- **PROBLEM DETAILS**: Pick out each line with the word "доставки" from the material that follows.

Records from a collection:
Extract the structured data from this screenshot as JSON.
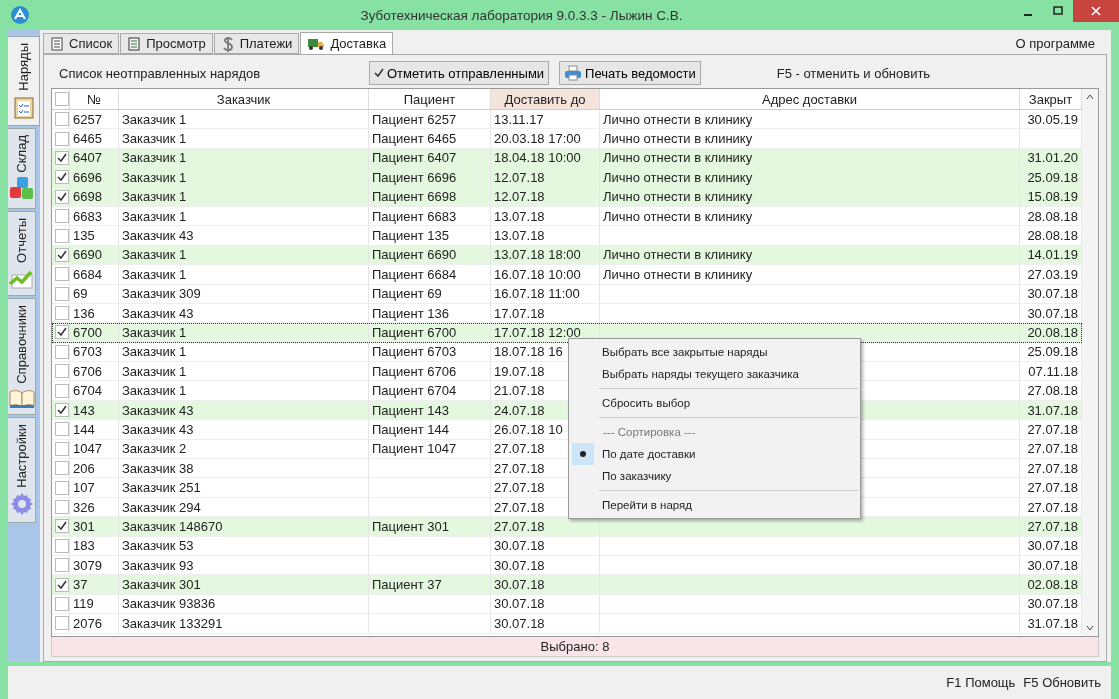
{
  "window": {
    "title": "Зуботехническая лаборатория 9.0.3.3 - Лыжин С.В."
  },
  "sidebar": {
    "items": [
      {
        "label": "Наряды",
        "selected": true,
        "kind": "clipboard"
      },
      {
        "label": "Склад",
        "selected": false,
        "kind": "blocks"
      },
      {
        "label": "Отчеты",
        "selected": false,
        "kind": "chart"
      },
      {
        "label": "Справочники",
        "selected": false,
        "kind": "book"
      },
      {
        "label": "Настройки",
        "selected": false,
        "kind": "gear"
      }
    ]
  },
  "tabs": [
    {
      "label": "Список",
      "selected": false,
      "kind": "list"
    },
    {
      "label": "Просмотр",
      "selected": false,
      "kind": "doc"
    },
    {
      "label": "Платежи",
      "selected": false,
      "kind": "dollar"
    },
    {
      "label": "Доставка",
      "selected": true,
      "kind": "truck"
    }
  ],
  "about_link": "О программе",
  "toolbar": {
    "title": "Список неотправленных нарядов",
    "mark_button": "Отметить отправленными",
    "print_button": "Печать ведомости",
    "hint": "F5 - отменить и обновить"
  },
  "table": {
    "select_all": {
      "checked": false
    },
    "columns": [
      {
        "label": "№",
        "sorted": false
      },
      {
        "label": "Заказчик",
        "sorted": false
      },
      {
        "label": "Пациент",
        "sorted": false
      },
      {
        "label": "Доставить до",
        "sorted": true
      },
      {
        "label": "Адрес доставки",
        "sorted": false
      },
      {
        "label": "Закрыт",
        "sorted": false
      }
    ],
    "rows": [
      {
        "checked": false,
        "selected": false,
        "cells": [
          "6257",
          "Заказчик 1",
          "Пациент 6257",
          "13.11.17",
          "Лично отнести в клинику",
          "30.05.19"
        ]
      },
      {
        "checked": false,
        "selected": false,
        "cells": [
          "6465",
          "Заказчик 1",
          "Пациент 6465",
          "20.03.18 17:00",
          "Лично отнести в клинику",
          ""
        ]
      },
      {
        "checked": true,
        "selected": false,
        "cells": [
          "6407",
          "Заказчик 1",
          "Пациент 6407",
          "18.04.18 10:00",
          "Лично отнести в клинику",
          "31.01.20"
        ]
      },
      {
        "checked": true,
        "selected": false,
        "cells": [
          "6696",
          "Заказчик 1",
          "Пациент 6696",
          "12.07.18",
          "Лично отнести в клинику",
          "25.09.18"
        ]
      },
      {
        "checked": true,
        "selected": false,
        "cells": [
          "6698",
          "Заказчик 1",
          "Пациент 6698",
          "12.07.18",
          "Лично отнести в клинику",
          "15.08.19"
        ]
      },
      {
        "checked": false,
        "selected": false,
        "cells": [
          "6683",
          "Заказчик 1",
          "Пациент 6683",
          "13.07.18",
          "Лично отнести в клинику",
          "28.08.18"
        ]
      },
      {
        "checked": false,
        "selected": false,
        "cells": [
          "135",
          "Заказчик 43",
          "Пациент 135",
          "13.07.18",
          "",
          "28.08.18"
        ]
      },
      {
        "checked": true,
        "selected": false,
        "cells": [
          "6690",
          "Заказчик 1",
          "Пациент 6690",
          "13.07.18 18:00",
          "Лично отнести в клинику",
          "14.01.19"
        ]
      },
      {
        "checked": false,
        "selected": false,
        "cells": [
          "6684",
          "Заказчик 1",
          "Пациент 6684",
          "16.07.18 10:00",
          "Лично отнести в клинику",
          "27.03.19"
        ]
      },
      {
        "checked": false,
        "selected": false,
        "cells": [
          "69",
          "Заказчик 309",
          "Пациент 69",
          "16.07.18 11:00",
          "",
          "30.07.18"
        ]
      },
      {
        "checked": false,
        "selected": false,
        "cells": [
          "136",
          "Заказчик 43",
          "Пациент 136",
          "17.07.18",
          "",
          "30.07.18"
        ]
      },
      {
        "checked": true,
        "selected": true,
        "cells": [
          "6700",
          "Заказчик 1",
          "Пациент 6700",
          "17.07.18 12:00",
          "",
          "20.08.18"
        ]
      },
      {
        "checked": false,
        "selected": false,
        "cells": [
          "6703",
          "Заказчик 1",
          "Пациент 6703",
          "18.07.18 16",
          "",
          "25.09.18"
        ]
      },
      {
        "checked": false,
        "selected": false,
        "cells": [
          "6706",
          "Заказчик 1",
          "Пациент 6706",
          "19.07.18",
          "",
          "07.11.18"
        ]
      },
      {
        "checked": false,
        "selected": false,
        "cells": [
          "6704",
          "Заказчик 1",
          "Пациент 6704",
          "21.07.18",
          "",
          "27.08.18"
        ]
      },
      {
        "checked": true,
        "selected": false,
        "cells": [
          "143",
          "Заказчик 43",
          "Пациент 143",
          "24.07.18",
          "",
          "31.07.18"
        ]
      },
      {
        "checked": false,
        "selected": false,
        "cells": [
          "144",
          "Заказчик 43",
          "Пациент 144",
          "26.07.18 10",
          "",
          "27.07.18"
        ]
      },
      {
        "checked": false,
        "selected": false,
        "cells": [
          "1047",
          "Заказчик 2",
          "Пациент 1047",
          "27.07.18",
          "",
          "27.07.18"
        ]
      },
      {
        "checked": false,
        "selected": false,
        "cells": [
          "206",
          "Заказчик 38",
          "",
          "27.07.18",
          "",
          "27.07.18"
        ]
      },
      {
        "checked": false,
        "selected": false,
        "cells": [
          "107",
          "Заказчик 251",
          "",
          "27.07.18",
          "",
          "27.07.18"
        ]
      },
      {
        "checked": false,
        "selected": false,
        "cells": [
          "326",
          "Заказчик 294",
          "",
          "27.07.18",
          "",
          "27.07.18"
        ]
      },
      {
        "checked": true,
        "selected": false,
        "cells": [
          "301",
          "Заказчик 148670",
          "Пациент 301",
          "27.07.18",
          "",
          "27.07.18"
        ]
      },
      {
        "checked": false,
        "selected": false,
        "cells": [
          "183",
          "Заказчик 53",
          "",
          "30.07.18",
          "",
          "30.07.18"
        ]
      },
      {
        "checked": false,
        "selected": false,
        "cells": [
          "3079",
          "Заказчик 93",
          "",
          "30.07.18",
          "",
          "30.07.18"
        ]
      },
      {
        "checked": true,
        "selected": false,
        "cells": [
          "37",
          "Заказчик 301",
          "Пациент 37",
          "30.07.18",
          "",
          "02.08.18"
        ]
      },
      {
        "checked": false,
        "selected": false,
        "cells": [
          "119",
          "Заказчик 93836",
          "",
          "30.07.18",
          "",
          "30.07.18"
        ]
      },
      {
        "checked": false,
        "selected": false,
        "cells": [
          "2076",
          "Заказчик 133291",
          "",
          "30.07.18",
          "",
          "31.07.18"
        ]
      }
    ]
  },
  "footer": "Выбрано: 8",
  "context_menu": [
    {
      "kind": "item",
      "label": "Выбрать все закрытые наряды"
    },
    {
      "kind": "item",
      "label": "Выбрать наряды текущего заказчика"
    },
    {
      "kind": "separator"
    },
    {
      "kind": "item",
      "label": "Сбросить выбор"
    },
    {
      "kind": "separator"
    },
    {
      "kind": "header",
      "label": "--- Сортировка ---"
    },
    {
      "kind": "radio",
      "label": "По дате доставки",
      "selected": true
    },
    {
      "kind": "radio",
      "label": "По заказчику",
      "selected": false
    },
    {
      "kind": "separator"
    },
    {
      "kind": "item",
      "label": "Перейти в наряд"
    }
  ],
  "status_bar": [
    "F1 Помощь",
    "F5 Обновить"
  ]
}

- **ANSWER IN FULL**:
        "label": "Адрес доставки",
      "label": "По дате доставки",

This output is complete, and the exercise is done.